**Work required:** Gather all lines in the entries that include the word "global".

[Dataset rows about figures]
— Start —
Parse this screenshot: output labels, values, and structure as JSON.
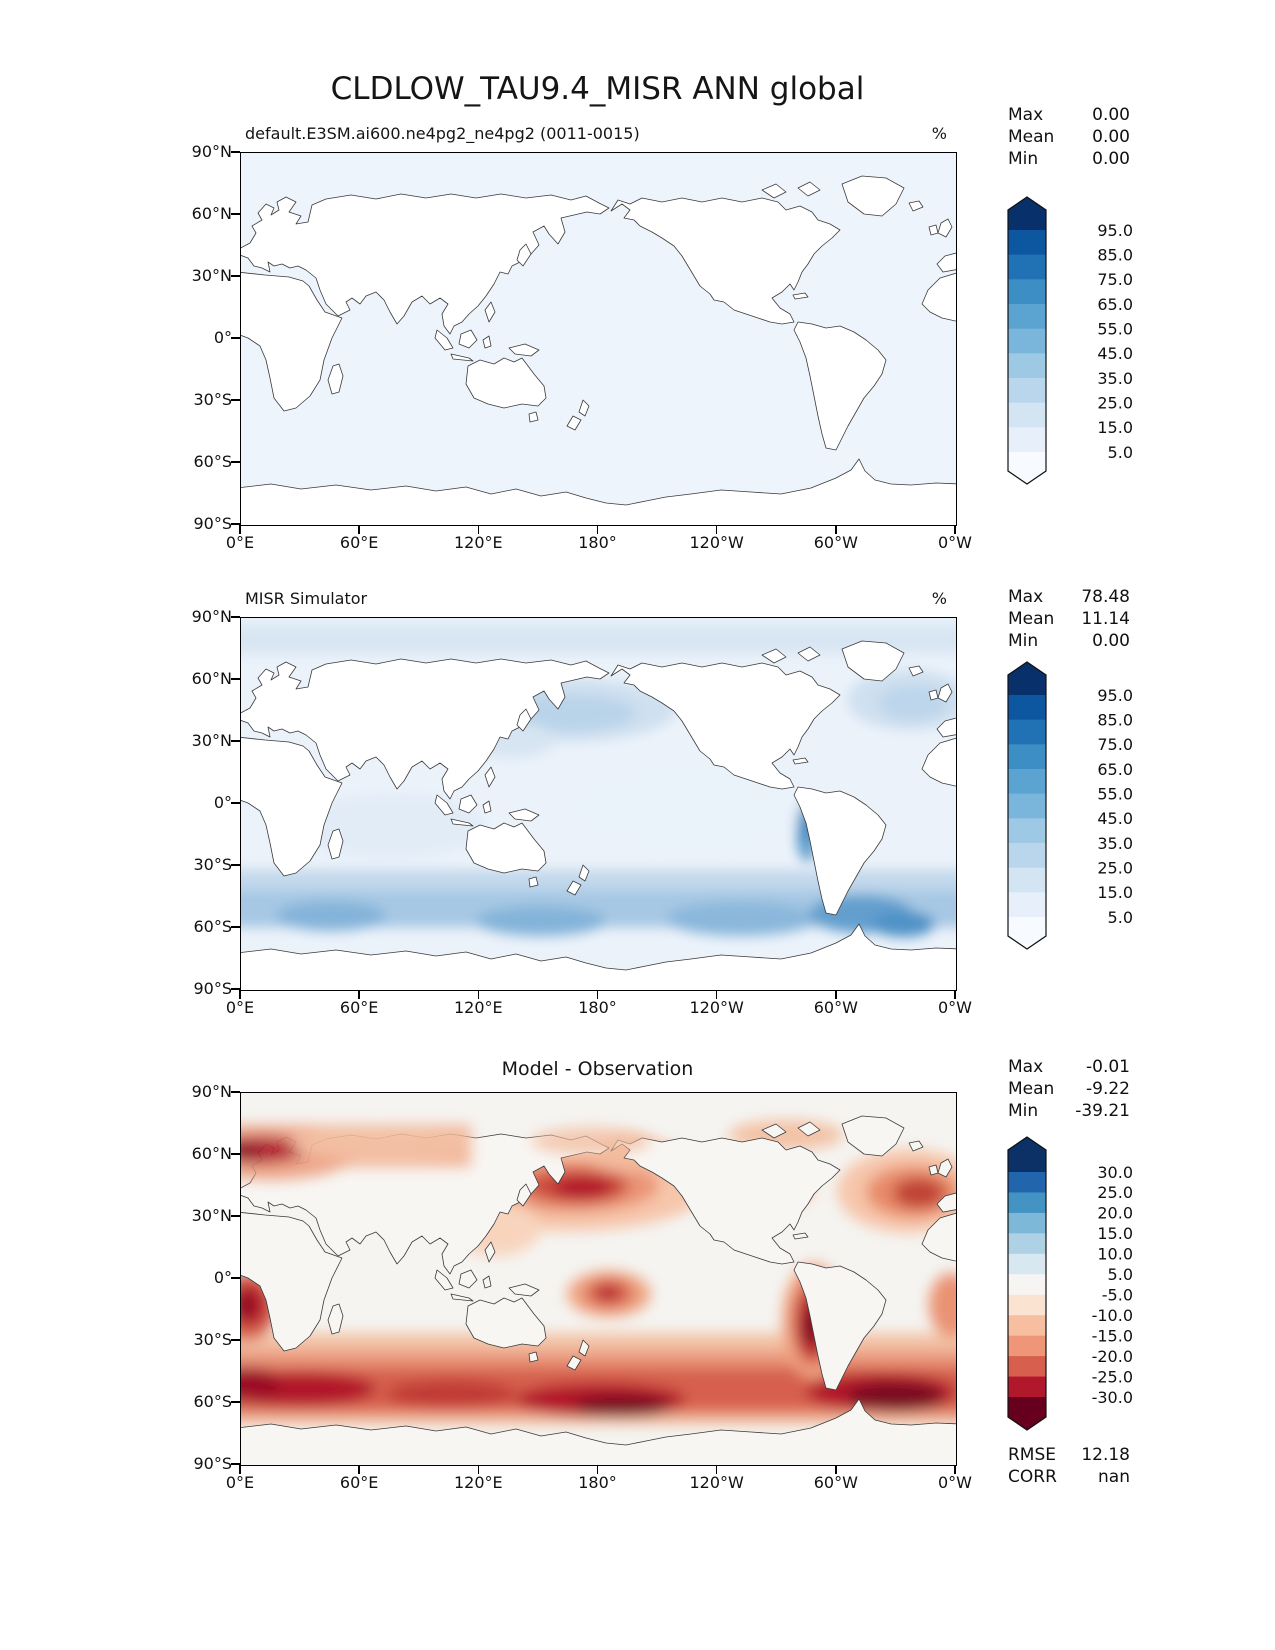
{
  "page_title": "CLDLOW_TAU9.4_MISR ANN global",
  "axes": {
    "x_tick_labels": [
      "0°E",
      "60°E",
      "120°E",
      "180°",
      "120°W",
      "60°W",
      "0°W"
    ],
    "y_tick_labels": [
      "90°N",
      "60°N",
      "30°N",
      "0°",
      "30°S",
      "60°S",
      "90°S"
    ]
  },
  "panels": [
    {
      "subtitle": "default.E3SM.ai600.ne4pg2_ne4pg2 (0011-0015)",
      "units": "%",
      "stats": {
        "max_label": "Max",
        "mean_label": "Mean",
        "min_label": "Min",
        "max": "0.00",
        "mean": "0.00",
        "min": "0.00"
      },
      "colorbar": {
        "tick_labels": [
          "95.0",
          "85.0",
          "75.0",
          "65.0",
          "55.0",
          "45.0",
          "35.0",
          "25.0",
          "15.0",
          "5.0"
        ],
        "colors": [
          "#08306b",
          "#0d57a1",
          "#2171b5",
          "#3d8ec4",
          "#5ba3d0",
          "#7ab6dc",
          "#9dc9e5",
          "#bad6ec",
          "#d3e4f3",
          "#e7effa",
          "#f7fbff"
        ]
      }
    },
    {
      "subtitle": "MISR Simulator",
      "units": "%",
      "stats": {
        "max_label": "Max",
        "mean_label": "Mean",
        "min_label": "Min",
        "max": "78.48",
        "mean": "11.14",
        "min": "0.00"
      },
      "colorbar": {
        "tick_labels": [
          "95.0",
          "85.0",
          "75.0",
          "65.0",
          "55.0",
          "45.0",
          "35.0",
          "25.0",
          "15.0",
          "5.0"
        ],
        "colors": [
          "#08306b",
          "#0d57a1",
          "#2171b5",
          "#3d8ec4",
          "#5ba3d0",
          "#7ab6dc",
          "#9dc9e5",
          "#bad6ec",
          "#d3e4f3",
          "#e7effa",
          "#f7fbff"
        ]
      }
    },
    {
      "subtitle": "Model - Observation",
      "stats": {
        "max_label": "Max",
        "mean_label": "Mean",
        "min_label": "Min",
        "max": "-0.01",
        "mean": "-9.22",
        "min": "-39.21"
      },
      "colorbar": {
        "tick_labels": [
          "30.0",
          "25.0",
          "20.0",
          "15.0",
          "10.0",
          "5.0",
          "-5.0",
          "-10.0",
          "-15.0",
          "-20.0",
          "-25.0",
          "-30.0"
        ],
        "colors": [
          "#0c3166",
          "#2166ac",
          "#4393c3",
          "#7db8d9",
          "#aed1e6",
          "#d7e8f1",
          "#f6f5f3",
          "#fbe3d2",
          "#f7bf9f",
          "#ee9677",
          "#d6604d",
          "#b2182b",
          "#67001f"
        ]
      },
      "metrics": {
        "rmse_label": "RMSE",
        "rmse": "12.18",
        "corr_label": "CORR",
        "corr": "nan"
      }
    }
  ],
  "chart_data": [
    {
      "type": "heatmap",
      "title": "default.E3SM.ai600.ne4pg2_ne4pg2 (0011-0015)",
      "figure_title": "CLDLOW_TAU9.4_MISR ANN global",
      "variable": "CLDLOW_TAU9.4_MISR",
      "season": "ANN",
      "domain": "global",
      "units": "%",
      "projection": "cylindrical equidistant, x 0°E to 0°W (360°), y 90°N to 90°S",
      "contour_levels": [
        5,
        15,
        25,
        35,
        45,
        55,
        65,
        75,
        85,
        95
      ],
      "extend": "both",
      "colormap": "Blues (white to dark navy)",
      "stats": {
        "max": 0.0,
        "mean": 0.0,
        "min": 0.0
      },
      "field_summary": [
        {
          "region": "entire globe",
          "value_pct": "0.00 (blank near-white field, coastlines only)"
        }
      ]
    },
    {
      "type": "heatmap",
      "title": "MISR Simulator",
      "units": "%",
      "projection": "cylindrical equidistant, x 0°E to 0°W (360°), y 90°N to 90°S",
      "contour_levels": [
        5,
        15,
        25,
        35,
        45,
        55,
        65,
        75,
        85,
        95
      ],
      "extend": "both",
      "colormap": "Blues (white to dark navy)",
      "stats": {
        "max": 78.48,
        "mean": 11.14,
        "min": 0.0
      },
      "field_summary": [
        {
          "region": "Southern Ocean 45-65S",
          "value_pct": "25-45"
        },
        {
          "region": "SE Pacific stratocumulus off Chile",
          "value_pct": "35-60"
        },
        {
          "region": "North Pacific 40-60N",
          "value_pct": "15-25"
        },
        {
          "region": "North Atlantic 45-65N",
          "value_pct": "15-25"
        },
        {
          "region": "tropical oceans",
          "value_pct": "5-15"
        },
        {
          "region": "land areas",
          "value_pct": "0-5"
        }
      ]
    },
    {
      "type": "heatmap",
      "title": "Model - Observation",
      "units": "%",
      "projection": "cylindrical equidistant, x 0°E to 0°W (360°), y 90°N to 90°S",
      "contour_levels": [
        -30,
        -25,
        -20,
        -15,
        -10,
        -5,
        5,
        10,
        15,
        20,
        25,
        30
      ],
      "extend": "both",
      "colormap": "RdBu (dark red negative to dark blue positive)",
      "stats": {
        "max": -0.01,
        "mean": -9.22,
        "min": -39.21
      },
      "rmse": 12.18,
      "corr": "nan",
      "field_summary": [
        {
          "region": "Southern Ocean 45-65S band",
          "bias_pct": "-20 to -35"
        },
        {
          "region": "SE Pacific off Chile",
          "bias_pct": "-30 to -39"
        },
        {
          "region": "South Atlantic / S of Africa ~55-65S",
          "bias_pct": "-25 to -35"
        },
        {
          "region": "North Pacific 40-60N incl. Gulf of Alaska",
          "bias_pct": "-15 to -25"
        },
        {
          "region": "North Atlantic 45-60N",
          "bias_pct": "-15 to -25"
        },
        {
          "region": "Nordic seas / Scandinavia / NW Russia",
          "bias_pct": "-15 to -30"
        },
        {
          "region": "SE Atlantic off Angola ~15-25S",
          "bias_pct": "-20 to -30"
        },
        {
          "region": "central equatorial Pacific near dateline",
          "bias_pct": "-10 to -20"
        },
        {
          "region": "tropics and most land areas",
          "bias_pct": "-5 to 0 (near neutral)"
        }
      ]
    }
  ]
}
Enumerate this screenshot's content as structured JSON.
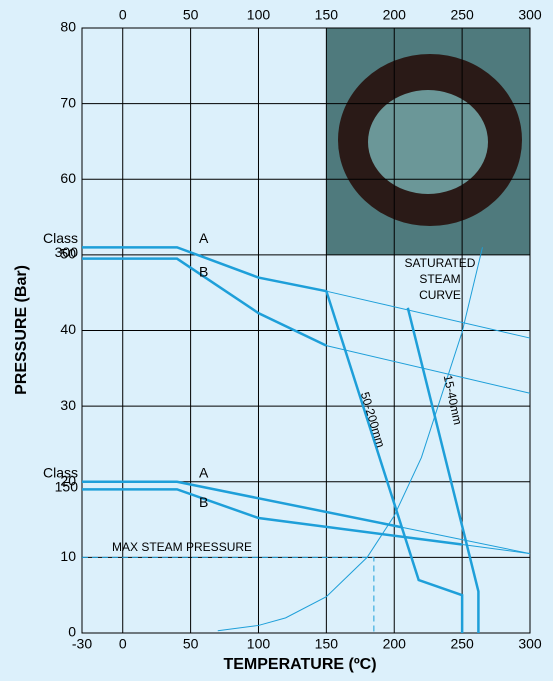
{
  "chart_data": {
    "type": "line",
    "x_label": "TEMPERATURE (ºC)",
    "y_label": "PRESSURE (Bar)",
    "xlim": [
      -30,
      300
    ],
    "ylim": [
      0,
      80
    ],
    "xticks": [
      -30,
      0,
      50,
      100,
      150,
      200,
      250,
      300
    ],
    "x2ticks": [
      0,
      50,
      100,
      150,
      200,
      250,
      300
    ],
    "yticks": [
      0,
      10,
      20,
      30,
      40,
      50,
      60,
      70,
      80
    ],
    "grid": true,
    "color": "#1e9fd9",
    "series": [
      {
        "name": "A",
        "style": "thick",
        "x": [
          -30,
          40,
          100,
          150,
          218,
          250,
          250
        ],
        "values": [
          51,
          51,
          47,
          45.2,
          7,
          5,
          0
        ]
      },
      {
        "name": "B",
        "style": "thick",
        "x": [
          -30,
          40,
          100,
          150
        ],
        "values": [
          49.5,
          49.5,
          42.3,
          38
        ]
      },
      {
        "style": "thin",
        "x": [
          150,
          300
        ],
        "values": [
          45.2,
          39
        ]
      },
      {
        "style": "thin",
        "x": [
          150,
          300
        ],
        "values": [
          38,
          31.7
        ]
      },
      {
        "style": "thick",
        "x": [
          210,
          262,
          262
        ],
        "values": [
          43,
          5.5,
          0
        ]
      },
      {
        "name": "A",
        "style": "thick",
        "x": [
          -30,
          40,
          205
        ],
        "values": [
          20,
          20,
          14
        ]
      },
      {
        "style": "thin",
        "x": [
          205,
          300
        ],
        "values": [
          14,
          10.5
        ]
      },
      {
        "name": "B",
        "style": "thick",
        "x": [
          -30,
          40,
          100,
          250
        ],
        "values": [
          19,
          19,
          15.2,
          11.7
        ]
      },
      {
        "style": "thin",
        "x": [
          250,
          300
        ],
        "values": [
          11.7,
          10.5
        ]
      },
      {
        "style": "thin",
        "x": [
          70,
          100,
          120,
          150,
          180,
          200,
          220,
          250,
          265
        ],
        "values": [
          0.3,
          1,
          2,
          4.8,
          10,
          15.5,
          23.2,
          39.8,
          51
        ]
      },
      {
        "style": "dashed",
        "x": [
          -30,
          185,
          185
        ],
        "values": [
          10,
          10,
          0
        ]
      }
    ],
    "annotations": {
      "class_300": [
        "Class",
        "300"
      ],
      "class_150": [
        "Class",
        "150"
      ],
      "max_steam": "MAX STEAM PRESSURE",
      "steam_curve": [
        "SATURATED",
        "STEAM",
        "CURVE"
      ],
      "size_large": "50-200mm",
      "size_small": "15-40mm"
    }
  }
}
— End —
**Answer to the problem:**
  "page_title": "CLDLOW_TAU9.4_MISR ANN global",
      "figure_title": "CLDLOW_TAU9.4_MISR ANN global",
      "domain": "global",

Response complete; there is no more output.